Task prompt: Copy out each line of the material below that holds the string "JSON".
══ Data excerpts ══
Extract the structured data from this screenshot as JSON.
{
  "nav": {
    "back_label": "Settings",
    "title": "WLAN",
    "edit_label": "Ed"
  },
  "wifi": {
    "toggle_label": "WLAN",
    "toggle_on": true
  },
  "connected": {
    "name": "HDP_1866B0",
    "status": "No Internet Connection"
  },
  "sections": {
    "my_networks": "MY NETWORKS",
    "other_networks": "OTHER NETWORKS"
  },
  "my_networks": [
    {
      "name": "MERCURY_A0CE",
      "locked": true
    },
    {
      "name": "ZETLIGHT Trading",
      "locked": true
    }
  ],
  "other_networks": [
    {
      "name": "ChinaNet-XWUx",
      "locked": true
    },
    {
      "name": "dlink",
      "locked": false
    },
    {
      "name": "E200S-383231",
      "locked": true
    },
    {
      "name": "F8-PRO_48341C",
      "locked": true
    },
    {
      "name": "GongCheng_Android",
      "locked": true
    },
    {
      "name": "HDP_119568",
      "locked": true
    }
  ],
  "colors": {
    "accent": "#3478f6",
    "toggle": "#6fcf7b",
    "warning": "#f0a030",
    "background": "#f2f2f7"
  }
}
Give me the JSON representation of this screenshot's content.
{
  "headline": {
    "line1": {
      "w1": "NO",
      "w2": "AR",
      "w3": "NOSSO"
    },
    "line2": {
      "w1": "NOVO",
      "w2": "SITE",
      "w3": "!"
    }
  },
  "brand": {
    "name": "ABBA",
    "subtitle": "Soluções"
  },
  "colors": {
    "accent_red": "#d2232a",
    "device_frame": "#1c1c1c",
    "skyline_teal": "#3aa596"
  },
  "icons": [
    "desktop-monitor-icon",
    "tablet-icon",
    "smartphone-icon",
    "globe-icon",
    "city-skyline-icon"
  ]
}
═══
Result of this task:
Extract the structured data from this screenshot as JSON.
Give me the JSON representation of this screenshot's content.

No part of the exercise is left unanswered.